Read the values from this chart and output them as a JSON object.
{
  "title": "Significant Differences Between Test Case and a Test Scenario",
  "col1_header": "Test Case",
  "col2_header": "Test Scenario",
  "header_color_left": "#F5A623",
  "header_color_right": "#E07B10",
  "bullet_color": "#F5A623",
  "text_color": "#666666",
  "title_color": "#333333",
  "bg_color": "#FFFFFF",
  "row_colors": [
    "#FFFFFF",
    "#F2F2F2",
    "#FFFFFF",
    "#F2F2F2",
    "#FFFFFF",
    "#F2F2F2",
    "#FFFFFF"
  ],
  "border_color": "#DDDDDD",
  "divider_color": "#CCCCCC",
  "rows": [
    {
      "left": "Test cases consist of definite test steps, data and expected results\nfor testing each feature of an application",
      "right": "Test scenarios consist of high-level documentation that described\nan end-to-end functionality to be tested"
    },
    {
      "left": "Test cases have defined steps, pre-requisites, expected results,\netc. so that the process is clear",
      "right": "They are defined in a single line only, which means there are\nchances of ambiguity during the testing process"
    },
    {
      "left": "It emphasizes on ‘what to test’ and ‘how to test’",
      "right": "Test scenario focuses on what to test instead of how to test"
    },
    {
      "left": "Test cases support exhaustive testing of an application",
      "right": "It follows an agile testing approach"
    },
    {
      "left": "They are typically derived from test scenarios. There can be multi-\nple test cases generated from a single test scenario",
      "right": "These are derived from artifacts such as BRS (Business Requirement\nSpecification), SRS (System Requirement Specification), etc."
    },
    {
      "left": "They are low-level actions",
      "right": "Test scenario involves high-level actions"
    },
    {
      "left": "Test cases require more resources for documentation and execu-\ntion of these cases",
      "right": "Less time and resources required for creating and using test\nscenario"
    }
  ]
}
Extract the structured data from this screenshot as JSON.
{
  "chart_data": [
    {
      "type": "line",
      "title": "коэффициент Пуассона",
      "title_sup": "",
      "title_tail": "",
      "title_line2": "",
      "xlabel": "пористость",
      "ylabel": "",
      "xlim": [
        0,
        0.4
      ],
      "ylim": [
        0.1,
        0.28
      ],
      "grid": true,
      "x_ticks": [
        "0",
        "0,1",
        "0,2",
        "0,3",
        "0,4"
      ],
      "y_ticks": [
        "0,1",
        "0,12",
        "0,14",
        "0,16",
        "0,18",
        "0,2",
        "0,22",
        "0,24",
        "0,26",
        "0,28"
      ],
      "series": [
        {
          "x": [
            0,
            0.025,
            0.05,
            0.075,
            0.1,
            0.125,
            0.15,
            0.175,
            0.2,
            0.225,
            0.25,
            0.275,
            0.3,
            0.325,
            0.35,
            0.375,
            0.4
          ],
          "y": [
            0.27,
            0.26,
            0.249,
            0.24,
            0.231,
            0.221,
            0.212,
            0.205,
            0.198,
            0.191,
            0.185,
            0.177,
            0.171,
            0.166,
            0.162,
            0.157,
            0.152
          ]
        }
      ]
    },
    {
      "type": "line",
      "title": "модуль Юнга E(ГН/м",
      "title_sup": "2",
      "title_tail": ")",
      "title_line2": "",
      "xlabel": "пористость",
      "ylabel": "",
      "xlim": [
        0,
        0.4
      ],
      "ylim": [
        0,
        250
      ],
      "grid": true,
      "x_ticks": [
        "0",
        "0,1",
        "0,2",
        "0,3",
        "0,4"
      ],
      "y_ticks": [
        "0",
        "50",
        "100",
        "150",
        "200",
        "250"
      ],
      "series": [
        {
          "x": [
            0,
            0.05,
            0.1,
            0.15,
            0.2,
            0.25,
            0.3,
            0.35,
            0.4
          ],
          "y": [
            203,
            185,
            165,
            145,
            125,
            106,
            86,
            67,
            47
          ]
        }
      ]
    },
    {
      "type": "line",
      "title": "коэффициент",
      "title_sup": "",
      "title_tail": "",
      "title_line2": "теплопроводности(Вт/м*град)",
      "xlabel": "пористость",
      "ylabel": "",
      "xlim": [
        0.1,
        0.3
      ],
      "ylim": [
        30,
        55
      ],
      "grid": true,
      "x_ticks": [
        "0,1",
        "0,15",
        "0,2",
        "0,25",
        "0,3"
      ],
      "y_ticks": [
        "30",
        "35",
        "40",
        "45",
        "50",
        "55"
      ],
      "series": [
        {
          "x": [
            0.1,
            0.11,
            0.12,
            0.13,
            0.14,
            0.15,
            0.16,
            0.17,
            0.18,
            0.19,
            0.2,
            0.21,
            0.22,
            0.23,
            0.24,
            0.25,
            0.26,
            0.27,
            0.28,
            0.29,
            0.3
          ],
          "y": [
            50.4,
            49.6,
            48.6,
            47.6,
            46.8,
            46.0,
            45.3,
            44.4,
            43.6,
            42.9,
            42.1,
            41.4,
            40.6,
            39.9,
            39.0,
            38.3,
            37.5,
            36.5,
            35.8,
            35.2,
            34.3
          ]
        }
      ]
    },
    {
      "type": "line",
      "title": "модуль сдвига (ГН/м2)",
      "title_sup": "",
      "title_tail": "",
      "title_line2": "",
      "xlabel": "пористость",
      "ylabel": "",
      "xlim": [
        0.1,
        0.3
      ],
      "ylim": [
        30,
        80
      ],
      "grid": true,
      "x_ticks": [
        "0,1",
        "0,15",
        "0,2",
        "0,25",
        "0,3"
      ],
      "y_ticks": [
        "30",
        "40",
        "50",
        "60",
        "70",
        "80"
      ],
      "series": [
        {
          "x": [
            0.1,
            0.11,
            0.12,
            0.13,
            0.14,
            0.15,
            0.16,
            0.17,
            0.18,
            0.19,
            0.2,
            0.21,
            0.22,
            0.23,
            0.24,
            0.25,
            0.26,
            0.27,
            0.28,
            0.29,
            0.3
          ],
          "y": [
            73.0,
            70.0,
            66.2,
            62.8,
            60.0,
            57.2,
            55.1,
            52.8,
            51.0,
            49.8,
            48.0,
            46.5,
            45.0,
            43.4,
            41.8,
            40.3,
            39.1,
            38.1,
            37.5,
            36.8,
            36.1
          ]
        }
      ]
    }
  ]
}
################
# [WORK TO COMPLETE]
Extract, from the material above, each line holding the word "application".

# [ANSWER TO THIS EXERCISE]
      "left": "Test cases consist of definite test steps, data and expected results\nfor testing each feature of an application",
      "left": "Test cases support exhaustive testing of an application",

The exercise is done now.